DIRECTIONS FOR THIS TASK:
Say how many lines include the word "name", using only a number.

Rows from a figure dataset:
━━━━━━━━━━

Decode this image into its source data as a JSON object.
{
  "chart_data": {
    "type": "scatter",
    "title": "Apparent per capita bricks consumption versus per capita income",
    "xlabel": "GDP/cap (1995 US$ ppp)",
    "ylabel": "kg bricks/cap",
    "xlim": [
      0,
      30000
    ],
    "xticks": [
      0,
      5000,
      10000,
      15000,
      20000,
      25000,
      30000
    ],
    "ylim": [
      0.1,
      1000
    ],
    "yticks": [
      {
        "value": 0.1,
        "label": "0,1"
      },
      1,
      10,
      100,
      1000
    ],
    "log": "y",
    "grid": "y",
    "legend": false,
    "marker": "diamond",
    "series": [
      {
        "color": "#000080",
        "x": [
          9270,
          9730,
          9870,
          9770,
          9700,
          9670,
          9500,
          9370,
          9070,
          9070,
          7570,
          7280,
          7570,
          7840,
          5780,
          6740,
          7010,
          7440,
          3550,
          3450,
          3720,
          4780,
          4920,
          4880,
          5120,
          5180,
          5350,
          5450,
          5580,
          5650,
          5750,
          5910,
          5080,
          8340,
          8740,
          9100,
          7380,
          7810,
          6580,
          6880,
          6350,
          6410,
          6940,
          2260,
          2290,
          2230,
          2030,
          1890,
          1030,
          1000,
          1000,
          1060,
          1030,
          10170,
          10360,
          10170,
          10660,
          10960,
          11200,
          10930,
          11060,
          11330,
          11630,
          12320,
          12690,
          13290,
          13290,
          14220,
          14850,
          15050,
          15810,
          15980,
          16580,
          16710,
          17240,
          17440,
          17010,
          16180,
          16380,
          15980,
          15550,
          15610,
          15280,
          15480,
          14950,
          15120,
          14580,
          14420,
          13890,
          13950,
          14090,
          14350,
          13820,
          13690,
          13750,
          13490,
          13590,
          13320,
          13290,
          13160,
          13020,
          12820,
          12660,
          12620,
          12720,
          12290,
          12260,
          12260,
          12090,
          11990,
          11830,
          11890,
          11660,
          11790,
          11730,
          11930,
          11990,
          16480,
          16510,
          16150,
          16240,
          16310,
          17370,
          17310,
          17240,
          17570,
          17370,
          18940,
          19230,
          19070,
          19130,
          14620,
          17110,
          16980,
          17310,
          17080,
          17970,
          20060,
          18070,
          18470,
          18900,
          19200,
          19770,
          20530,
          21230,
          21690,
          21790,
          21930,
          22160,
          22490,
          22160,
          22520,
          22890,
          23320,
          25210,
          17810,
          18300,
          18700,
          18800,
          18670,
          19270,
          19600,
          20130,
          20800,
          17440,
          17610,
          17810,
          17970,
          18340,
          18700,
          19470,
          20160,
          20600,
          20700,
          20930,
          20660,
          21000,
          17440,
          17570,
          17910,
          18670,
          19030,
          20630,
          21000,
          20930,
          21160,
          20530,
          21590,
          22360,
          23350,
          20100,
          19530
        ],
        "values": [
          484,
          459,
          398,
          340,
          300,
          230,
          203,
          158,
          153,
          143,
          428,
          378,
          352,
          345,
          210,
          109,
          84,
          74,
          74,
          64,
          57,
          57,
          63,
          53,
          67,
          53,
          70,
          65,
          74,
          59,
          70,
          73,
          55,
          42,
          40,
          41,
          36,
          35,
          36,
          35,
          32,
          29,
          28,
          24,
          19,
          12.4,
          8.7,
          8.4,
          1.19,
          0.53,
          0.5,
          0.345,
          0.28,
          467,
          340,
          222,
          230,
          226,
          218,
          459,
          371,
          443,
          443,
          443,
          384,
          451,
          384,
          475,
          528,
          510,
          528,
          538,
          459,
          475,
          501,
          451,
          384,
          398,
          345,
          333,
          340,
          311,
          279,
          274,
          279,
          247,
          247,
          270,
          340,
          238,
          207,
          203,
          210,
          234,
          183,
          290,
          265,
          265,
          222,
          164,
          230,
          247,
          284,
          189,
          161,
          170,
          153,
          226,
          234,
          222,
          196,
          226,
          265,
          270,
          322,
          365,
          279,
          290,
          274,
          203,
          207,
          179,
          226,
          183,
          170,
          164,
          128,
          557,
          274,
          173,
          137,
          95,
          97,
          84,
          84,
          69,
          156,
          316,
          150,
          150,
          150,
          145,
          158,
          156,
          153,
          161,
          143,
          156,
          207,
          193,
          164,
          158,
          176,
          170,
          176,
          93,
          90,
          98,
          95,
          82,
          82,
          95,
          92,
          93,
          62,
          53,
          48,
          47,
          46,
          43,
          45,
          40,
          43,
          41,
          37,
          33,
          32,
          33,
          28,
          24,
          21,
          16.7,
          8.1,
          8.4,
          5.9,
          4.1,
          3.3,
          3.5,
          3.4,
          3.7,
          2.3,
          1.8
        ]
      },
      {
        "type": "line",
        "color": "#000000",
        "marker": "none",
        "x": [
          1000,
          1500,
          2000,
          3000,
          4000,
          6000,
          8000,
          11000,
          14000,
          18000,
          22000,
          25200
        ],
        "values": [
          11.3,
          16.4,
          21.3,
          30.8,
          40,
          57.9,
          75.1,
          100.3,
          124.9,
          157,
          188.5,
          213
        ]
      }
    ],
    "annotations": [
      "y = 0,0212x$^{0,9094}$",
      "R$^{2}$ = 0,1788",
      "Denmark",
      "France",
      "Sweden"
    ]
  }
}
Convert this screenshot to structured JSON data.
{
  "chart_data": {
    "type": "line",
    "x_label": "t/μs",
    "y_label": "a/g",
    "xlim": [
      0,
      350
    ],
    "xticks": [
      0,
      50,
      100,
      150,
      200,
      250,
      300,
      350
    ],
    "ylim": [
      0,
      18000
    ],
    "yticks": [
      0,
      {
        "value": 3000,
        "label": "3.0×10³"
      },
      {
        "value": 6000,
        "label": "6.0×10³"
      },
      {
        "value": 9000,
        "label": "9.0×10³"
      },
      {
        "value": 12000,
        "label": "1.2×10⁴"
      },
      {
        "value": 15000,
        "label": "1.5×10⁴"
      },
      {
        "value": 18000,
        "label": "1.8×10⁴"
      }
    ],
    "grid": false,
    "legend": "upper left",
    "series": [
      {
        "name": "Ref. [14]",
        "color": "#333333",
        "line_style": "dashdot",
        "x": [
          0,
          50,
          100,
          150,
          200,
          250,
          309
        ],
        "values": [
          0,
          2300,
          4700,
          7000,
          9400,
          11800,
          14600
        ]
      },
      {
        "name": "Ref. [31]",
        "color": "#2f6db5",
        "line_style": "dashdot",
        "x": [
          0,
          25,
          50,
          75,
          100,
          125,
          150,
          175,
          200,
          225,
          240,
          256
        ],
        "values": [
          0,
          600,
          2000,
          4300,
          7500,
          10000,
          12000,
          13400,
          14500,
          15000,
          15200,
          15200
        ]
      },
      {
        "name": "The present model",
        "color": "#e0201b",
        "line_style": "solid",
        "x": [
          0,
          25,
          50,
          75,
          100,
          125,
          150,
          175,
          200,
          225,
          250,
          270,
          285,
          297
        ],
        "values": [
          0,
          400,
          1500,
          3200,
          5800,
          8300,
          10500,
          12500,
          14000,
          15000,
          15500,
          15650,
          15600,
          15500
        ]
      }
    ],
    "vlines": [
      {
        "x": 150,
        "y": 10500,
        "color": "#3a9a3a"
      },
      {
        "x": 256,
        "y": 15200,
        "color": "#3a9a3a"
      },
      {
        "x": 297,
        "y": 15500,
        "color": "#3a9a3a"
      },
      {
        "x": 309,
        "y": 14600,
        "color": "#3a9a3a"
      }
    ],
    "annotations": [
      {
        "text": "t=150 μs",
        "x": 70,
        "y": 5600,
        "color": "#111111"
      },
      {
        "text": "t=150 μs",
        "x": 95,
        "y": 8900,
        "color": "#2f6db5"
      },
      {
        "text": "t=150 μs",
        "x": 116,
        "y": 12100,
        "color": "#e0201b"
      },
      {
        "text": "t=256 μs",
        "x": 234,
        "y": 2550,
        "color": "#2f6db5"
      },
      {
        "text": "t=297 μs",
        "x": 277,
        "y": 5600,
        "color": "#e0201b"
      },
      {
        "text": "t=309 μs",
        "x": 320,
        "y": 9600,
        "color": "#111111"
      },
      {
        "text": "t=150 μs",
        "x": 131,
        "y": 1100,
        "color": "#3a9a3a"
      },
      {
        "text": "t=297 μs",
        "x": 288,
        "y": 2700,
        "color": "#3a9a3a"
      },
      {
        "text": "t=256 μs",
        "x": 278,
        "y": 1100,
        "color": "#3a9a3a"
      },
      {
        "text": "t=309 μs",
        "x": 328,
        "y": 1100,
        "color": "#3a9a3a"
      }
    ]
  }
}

━━━━━━━━━━

SOLUTION FOR THIS TASK:
3